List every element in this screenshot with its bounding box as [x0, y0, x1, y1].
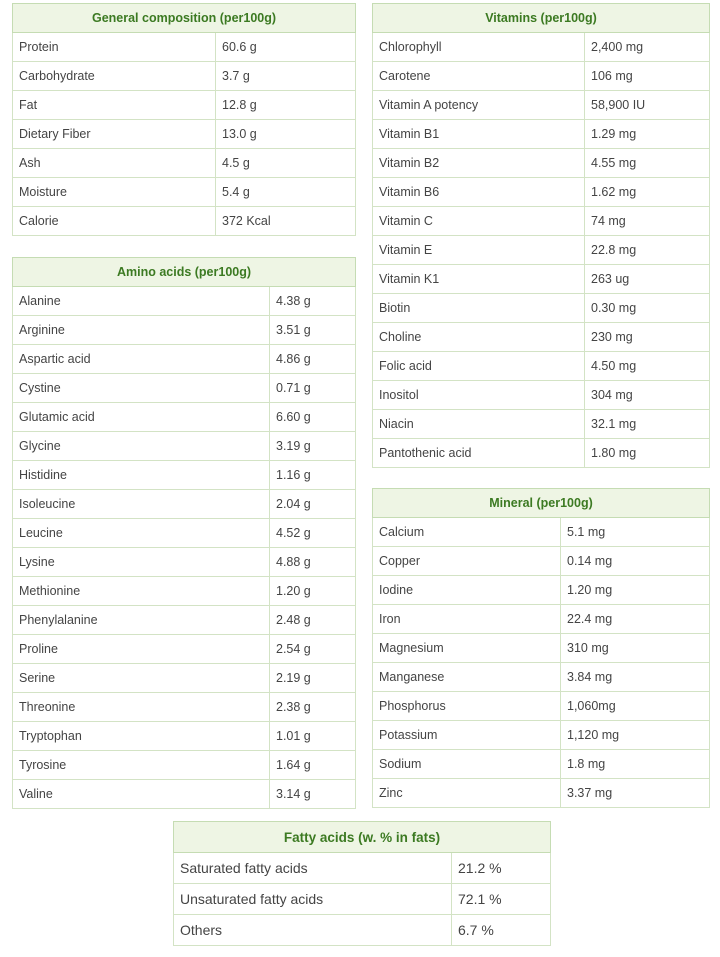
nutrient-value: 1,120 mg: [561, 721, 710, 750]
nutrient-value: 2.54 g: [270, 635, 356, 664]
table-row: [13, 33, 356, 62]
nutrient-value: 72.1 %: [452, 884, 551, 915]
nutrient-value: 3.51 g: [270, 316, 356, 345]
table-row: [13, 91, 356, 120]
nutrient-value: 32.1 mg: [585, 410, 710, 439]
nutrient-name: Potassium: [373, 721, 561, 750]
table-row: [13, 490, 356, 519]
table-row: [373, 410, 710, 439]
nutrient-value: 2.19 g: [270, 664, 356, 693]
table-row: [13, 149, 356, 178]
nutrient-name: Phenylalanine: [13, 606, 270, 635]
nutrient-value: 0.14 mg: [561, 547, 710, 576]
nutrient-name: Lysine: [13, 548, 270, 577]
nutrient-value: 1.20 mg: [561, 576, 710, 605]
nutrient-name: Iodine: [373, 576, 561, 605]
vitamins-title: Vitamins (per100g): [373, 4, 710, 33]
nutrient-value: 1.80 mg: [585, 439, 710, 468]
table-row: [373, 62, 710, 91]
table-row: [13, 664, 356, 693]
table-row: [373, 576, 710, 605]
nutrient-value: 106 mg: [585, 62, 710, 91]
nutrient-name: Histidine: [13, 461, 270, 490]
nutrient-name: Others: [174, 915, 452, 946]
nutrient-name: Tyrosine: [13, 751, 270, 780]
nutrient-name: Inositol: [373, 381, 585, 410]
nutrient-value: 3.7 g: [216, 62, 356, 91]
table-row: [13, 432, 356, 461]
table-row: [13, 722, 356, 751]
nutrient-value: 3.84 mg: [561, 663, 710, 692]
table-row: [13, 548, 356, 577]
nutrient-name: Calcium: [373, 518, 561, 547]
amino-acids-title: Amino acids (per100g): [13, 258, 356, 287]
table-row: [13, 178, 356, 207]
nutrient-name: Folic acid: [373, 352, 585, 381]
nutrient-name: Moisture: [13, 178, 216, 207]
nutrient-name: Chlorophyll: [373, 33, 585, 62]
nutrient-name: Protein: [13, 33, 216, 62]
nutrient-name: Pantothenic acid: [373, 439, 585, 468]
nutrient-value: 2,400 mg: [585, 33, 710, 62]
amino-acids-table: [12, 257, 356, 809]
nutrient-value: 2.38 g: [270, 693, 356, 722]
nutrient-value: 74 mg: [585, 207, 710, 236]
table-row: [13, 287, 356, 316]
nutrient-value: 263 ug: [585, 265, 710, 294]
nutrient-name: Alanine: [13, 287, 270, 316]
nutrient-value: 22.4 mg: [561, 605, 710, 634]
table-row: [373, 663, 710, 692]
table-row: [373, 605, 710, 634]
table-row: [373, 236, 710, 265]
table-row: [13, 62, 356, 91]
nutrient-name: Saturated fatty acids: [174, 853, 452, 884]
nutrient-value: 1.29 mg: [585, 120, 710, 149]
nutrient-value: 60.6 g: [216, 33, 356, 62]
nutrient-name: Carbohydrate: [13, 62, 216, 91]
nutrient-value: 372 Kcal: [216, 207, 356, 236]
nutrient-name: Vitamin B6: [373, 178, 585, 207]
nutrient-name: Calorie: [13, 207, 216, 236]
nutrient-value: 3.14 g: [270, 780, 356, 809]
mineral-title: Mineral (per100g): [373, 489, 710, 518]
nutrient-name: Proline: [13, 635, 270, 664]
nutrient-value: 3.19 g: [270, 432, 356, 461]
nutrient-value: 6.60 g: [270, 403, 356, 432]
nutrient-value: 22.8 mg: [585, 236, 710, 265]
table-row: [13, 461, 356, 490]
table-row: [373, 692, 710, 721]
nutrient-name: Choline: [373, 323, 585, 352]
nutrient-value: 13.0 g: [216, 120, 356, 149]
nutrient-name: Vitamin B2: [373, 149, 585, 178]
nutrient-name: Phosphorus: [373, 692, 561, 721]
table-row: [373, 149, 710, 178]
nutrient-value: 304 mg: [585, 381, 710, 410]
general-composition-title: General composition (per100g): [13, 4, 356, 33]
nutrient-name: Vitamin E: [373, 236, 585, 265]
nutrient-value: 21.2 %: [452, 853, 551, 884]
nutrient-name: Biotin: [373, 294, 585, 323]
table-row: [13, 577, 356, 606]
nutrient-value: 58,900 IU: [585, 91, 710, 120]
nutrient-name: Fat: [13, 91, 216, 120]
nutrient-name: Magnesium: [373, 634, 561, 663]
nutrient-name: Vitamin K1: [373, 265, 585, 294]
fatty-acids-table: [173, 821, 551, 946]
nutrient-value: 2.48 g: [270, 606, 356, 635]
nutrient-value: 0.71 g: [270, 374, 356, 403]
table-row: [373, 120, 710, 149]
nutrient-name: Vitamin C: [373, 207, 585, 236]
nutrient-name: Copper: [373, 547, 561, 576]
nutrient-name: Unsaturated fatty acids: [174, 884, 452, 915]
table-row: [373, 323, 710, 352]
table-row: [13, 751, 356, 780]
table-row: [373, 207, 710, 236]
nutrient-name: Aspartic acid: [13, 345, 270, 374]
table-row: [373, 33, 710, 62]
nutrient-value: 3.37 mg: [561, 779, 710, 808]
nutrient-name: Arginine: [13, 316, 270, 345]
mineral-table: [372, 488, 710, 808]
nutrient-name: Vitamin A potency: [373, 91, 585, 120]
nutrient-value: 310 mg: [561, 634, 710, 663]
table-row: [373, 518, 710, 547]
table-row: [373, 294, 710, 323]
table-row: [373, 381, 710, 410]
table-row: [13, 635, 356, 664]
nutrient-value: 4.86 g: [270, 345, 356, 374]
table-row: [174, 884, 551, 915]
nutrient-name: Vitamin B1: [373, 120, 585, 149]
nutrient-value: 1.64 g: [270, 751, 356, 780]
table-row: [373, 547, 710, 576]
table-row: [13, 120, 356, 149]
table-row: [373, 178, 710, 207]
table-row: [13, 606, 356, 635]
table-row: [174, 915, 551, 946]
nutrient-value: 4.50 mg: [585, 352, 710, 381]
table-row: [373, 634, 710, 663]
fatty-acids-title: Fatty acids (w. % in fats): [174, 822, 551, 853]
nutrient-value: 4.38 g: [270, 287, 356, 316]
nutrient-name: Isoleucine: [13, 490, 270, 519]
nutrient-name: Serine: [13, 664, 270, 693]
nutrient-value: 1.8 mg: [561, 750, 710, 779]
table-row: [13, 519, 356, 548]
table-row: [373, 721, 710, 750]
table-row: [13, 374, 356, 403]
nutrient-name: Methionine: [13, 577, 270, 606]
nutrient-name: Tryptophan: [13, 722, 270, 751]
nutrient-value: 4.55 mg: [585, 149, 710, 178]
table-row: [13, 780, 356, 809]
nutrient-value: 12.8 g: [216, 91, 356, 120]
nutrient-value: 1.01 g: [270, 722, 356, 751]
nutrient-name: Cystine: [13, 374, 270, 403]
table-row: [13, 403, 356, 432]
nutrient-value: 2.04 g: [270, 490, 356, 519]
nutrient-value: 1.16 g: [270, 461, 356, 490]
table-row: [13, 693, 356, 722]
nutrient-name: Niacin: [373, 410, 585, 439]
nutrient-name: Leucine: [13, 519, 270, 548]
nutrient-value: 6.7 %: [452, 915, 551, 946]
table-row: [373, 750, 710, 779]
nutrient-value: 4.5 g: [216, 149, 356, 178]
nutrient-value: 5.1 mg: [561, 518, 710, 547]
table-row: [373, 779, 710, 808]
nutrient-name: Threonine: [13, 693, 270, 722]
nutrient-value: 230 mg: [585, 323, 710, 352]
nutrient-name: Iron: [373, 605, 561, 634]
nutrient-value: 4.88 g: [270, 548, 356, 577]
nutrient-name: Sodium: [373, 750, 561, 779]
nutrient-name: Dietary Fiber: [13, 120, 216, 149]
table-row: [13, 345, 356, 374]
nutrient-name: Ash: [13, 149, 216, 178]
vitamins-table: [372, 3, 710, 468]
general-composition-table: [12, 3, 356, 236]
nutrient-name: Carotene: [373, 62, 585, 91]
nutrient-value: 4.52 g: [270, 519, 356, 548]
table-row: [373, 439, 710, 468]
nutrient-value: 1.62 mg: [585, 178, 710, 207]
nutrient-name: Valine: [13, 780, 270, 809]
table-row: [13, 207, 356, 236]
nutrient-name: Manganese: [373, 663, 561, 692]
nutrient-value: 1,060mg: [561, 692, 710, 721]
table-row: [13, 316, 356, 345]
nutrient-value: 0.30 mg: [585, 294, 710, 323]
nutrient-name: Glutamic acid: [13, 403, 270, 432]
nutrient-name: Zinc: [373, 779, 561, 808]
table-row: [373, 265, 710, 294]
table-row: [174, 853, 551, 884]
table-row: [373, 352, 710, 381]
nutrient-value: 5.4 g: [216, 178, 356, 207]
table-row: [373, 91, 710, 120]
nutrient-value: 1.20 g: [270, 577, 356, 606]
nutrient-name: Glycine: [13, 432, 270, 461]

### TASK GOAL
Could you copy each line of the material that holds "amino"?

### EXERCISE SOLUTION
amino-acids-title: Amino acids (per100g): [13, 258, 356, 287]
amino-acids-table: [12, 257, 356, 809]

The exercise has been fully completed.